>> BEGIN

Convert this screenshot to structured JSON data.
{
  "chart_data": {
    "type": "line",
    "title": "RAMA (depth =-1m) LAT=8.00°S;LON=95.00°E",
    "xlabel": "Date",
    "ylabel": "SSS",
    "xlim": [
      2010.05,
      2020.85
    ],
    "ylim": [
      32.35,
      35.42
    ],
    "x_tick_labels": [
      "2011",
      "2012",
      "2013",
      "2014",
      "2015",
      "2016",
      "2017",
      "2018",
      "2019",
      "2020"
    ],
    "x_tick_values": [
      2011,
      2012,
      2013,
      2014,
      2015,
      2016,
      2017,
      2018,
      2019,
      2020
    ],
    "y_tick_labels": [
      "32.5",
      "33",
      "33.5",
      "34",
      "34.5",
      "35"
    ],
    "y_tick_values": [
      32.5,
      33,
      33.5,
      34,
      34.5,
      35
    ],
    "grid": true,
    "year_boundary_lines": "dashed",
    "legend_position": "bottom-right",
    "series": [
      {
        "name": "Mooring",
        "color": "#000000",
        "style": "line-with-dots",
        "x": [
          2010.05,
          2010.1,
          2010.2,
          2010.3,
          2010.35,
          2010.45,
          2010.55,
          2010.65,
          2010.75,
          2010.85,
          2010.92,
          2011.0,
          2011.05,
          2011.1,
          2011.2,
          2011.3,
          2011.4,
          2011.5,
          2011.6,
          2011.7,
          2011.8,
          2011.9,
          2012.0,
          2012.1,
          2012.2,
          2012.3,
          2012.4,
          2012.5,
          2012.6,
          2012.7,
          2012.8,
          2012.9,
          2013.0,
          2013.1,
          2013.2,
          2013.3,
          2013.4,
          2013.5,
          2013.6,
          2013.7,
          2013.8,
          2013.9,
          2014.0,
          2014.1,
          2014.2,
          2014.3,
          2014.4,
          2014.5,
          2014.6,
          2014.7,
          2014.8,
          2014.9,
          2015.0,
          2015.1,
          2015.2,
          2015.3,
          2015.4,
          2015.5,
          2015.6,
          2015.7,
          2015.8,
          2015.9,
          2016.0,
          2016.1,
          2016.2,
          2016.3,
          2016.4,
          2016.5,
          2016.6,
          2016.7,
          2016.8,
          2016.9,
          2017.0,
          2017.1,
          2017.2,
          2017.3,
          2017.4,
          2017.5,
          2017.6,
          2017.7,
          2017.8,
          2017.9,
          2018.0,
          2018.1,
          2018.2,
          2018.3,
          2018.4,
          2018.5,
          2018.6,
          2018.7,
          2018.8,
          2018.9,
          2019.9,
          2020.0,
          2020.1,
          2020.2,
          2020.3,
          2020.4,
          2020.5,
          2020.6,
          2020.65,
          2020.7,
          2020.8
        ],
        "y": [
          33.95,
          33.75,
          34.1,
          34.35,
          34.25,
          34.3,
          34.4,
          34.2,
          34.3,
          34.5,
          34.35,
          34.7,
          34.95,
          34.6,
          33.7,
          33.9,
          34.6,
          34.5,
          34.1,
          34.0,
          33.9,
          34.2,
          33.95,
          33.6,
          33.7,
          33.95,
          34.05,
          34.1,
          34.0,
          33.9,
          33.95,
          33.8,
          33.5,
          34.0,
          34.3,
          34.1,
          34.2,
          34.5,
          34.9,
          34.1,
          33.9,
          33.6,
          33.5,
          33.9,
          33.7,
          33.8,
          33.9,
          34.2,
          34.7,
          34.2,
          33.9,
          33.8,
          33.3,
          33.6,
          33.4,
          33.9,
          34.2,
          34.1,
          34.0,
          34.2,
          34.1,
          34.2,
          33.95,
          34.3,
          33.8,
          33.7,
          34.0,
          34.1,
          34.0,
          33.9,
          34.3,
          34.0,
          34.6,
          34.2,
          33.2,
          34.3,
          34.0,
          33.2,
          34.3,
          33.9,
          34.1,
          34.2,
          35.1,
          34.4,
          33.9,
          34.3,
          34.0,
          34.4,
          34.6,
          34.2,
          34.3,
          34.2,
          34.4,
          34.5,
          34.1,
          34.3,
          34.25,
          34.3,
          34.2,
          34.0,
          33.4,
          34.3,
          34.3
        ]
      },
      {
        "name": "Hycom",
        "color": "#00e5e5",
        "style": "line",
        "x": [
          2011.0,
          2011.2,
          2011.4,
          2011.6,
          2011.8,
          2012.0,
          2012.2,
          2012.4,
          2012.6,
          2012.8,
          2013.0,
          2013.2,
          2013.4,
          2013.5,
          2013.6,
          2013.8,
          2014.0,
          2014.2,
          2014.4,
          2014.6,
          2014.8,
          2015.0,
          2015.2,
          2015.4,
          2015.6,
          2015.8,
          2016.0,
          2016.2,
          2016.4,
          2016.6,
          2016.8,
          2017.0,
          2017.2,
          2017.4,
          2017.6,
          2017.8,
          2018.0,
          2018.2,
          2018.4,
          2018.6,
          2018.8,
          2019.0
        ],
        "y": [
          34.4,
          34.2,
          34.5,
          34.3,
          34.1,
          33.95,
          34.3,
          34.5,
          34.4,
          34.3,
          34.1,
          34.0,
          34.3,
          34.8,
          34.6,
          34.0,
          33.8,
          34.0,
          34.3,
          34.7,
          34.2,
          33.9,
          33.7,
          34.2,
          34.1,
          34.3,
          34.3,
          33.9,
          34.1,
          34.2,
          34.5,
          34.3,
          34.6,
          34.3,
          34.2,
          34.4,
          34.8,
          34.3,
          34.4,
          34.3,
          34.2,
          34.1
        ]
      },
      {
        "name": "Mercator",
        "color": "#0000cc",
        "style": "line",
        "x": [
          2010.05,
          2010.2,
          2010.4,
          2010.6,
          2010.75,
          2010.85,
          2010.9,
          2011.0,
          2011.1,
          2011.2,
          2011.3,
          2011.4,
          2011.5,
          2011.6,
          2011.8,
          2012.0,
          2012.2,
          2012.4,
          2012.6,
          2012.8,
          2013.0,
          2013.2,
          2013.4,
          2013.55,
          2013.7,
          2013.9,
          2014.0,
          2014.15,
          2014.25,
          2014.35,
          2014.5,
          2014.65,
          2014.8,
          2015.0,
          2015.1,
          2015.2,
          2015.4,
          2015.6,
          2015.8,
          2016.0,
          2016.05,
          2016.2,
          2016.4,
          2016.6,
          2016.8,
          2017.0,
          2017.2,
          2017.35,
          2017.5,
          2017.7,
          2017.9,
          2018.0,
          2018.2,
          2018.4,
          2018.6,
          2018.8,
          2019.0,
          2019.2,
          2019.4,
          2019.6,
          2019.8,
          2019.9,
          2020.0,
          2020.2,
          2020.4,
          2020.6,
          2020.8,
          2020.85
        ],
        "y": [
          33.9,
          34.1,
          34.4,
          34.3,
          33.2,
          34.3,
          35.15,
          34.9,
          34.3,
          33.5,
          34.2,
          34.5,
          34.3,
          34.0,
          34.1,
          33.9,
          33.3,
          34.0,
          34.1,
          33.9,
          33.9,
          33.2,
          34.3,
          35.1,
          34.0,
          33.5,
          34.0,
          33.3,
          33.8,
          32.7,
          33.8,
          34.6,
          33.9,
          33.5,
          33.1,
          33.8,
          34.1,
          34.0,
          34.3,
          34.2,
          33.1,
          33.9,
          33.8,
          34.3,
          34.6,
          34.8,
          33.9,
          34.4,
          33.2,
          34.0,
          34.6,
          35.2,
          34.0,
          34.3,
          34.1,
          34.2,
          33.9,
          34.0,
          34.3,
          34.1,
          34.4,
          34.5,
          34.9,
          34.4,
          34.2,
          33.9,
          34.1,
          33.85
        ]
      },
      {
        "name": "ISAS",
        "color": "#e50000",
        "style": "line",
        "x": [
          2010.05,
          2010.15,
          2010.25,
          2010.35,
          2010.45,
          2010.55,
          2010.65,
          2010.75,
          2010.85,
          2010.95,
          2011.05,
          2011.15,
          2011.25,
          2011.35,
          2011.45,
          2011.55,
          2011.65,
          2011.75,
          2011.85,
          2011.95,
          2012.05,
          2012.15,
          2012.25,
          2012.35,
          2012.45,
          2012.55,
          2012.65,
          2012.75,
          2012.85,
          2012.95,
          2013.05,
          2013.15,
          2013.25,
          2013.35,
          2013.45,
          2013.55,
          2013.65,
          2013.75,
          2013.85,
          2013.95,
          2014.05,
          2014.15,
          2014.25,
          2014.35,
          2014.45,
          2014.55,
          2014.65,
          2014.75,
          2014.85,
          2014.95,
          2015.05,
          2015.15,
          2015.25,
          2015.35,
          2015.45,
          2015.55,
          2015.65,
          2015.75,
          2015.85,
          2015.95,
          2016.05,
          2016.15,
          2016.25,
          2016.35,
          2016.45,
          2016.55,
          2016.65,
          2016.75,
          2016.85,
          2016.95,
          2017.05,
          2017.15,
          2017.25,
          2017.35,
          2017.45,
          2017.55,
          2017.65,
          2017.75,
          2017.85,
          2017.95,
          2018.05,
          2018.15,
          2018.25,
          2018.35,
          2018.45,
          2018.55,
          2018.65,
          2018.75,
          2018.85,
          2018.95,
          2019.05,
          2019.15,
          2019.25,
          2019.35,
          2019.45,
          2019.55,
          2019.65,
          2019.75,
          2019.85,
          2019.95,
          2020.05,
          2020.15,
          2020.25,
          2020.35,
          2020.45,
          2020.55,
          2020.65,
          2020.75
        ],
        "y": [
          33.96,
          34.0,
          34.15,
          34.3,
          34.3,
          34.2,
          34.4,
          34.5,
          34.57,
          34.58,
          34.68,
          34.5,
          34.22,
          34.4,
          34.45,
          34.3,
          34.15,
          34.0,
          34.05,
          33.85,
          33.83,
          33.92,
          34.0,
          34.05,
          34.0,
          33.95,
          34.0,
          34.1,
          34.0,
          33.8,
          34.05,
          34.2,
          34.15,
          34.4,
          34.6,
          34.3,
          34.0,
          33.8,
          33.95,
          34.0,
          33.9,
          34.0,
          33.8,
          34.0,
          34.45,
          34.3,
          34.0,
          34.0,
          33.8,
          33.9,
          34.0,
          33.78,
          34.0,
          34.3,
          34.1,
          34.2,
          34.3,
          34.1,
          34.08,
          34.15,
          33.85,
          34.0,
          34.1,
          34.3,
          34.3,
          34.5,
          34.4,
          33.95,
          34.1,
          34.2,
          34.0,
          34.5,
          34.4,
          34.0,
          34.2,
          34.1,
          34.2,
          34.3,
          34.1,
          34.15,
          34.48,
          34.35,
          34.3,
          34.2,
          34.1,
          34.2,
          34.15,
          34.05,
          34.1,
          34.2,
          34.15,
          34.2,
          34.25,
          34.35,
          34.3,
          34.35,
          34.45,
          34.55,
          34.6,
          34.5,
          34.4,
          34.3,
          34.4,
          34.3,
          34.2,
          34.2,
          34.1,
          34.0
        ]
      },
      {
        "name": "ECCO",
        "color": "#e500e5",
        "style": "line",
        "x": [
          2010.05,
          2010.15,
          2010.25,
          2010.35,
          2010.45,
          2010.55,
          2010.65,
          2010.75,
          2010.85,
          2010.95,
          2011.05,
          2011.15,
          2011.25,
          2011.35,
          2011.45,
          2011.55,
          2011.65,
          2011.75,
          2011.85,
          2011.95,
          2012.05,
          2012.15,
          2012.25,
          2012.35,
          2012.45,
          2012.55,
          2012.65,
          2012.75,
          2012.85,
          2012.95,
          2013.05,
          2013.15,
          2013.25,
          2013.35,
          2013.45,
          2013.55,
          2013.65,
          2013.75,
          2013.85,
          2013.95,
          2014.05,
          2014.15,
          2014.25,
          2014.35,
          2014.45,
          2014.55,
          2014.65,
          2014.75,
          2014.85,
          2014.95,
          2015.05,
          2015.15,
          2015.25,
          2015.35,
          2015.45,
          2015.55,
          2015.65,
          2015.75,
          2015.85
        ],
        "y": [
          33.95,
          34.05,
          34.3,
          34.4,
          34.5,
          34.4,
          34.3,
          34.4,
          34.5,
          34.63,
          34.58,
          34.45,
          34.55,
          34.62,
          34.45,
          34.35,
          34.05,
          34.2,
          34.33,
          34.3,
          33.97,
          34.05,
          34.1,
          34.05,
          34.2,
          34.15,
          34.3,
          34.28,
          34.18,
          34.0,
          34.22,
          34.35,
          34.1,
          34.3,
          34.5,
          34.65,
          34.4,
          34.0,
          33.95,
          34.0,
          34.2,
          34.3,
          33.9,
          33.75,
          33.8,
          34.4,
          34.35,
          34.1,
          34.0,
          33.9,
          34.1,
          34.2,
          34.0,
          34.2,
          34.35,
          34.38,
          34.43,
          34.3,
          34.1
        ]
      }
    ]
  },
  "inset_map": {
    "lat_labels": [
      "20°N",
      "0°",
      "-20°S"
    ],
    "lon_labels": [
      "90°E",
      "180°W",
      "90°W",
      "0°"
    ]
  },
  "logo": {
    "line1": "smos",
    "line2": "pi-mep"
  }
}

>> END

Your task is to gather every line with the word "color" and copy it.

        "color": "#000000",
        "color": "#00e5e5",
        "color": "#0000cc",
        "color": "#e50000",
        "color": "#e500e5",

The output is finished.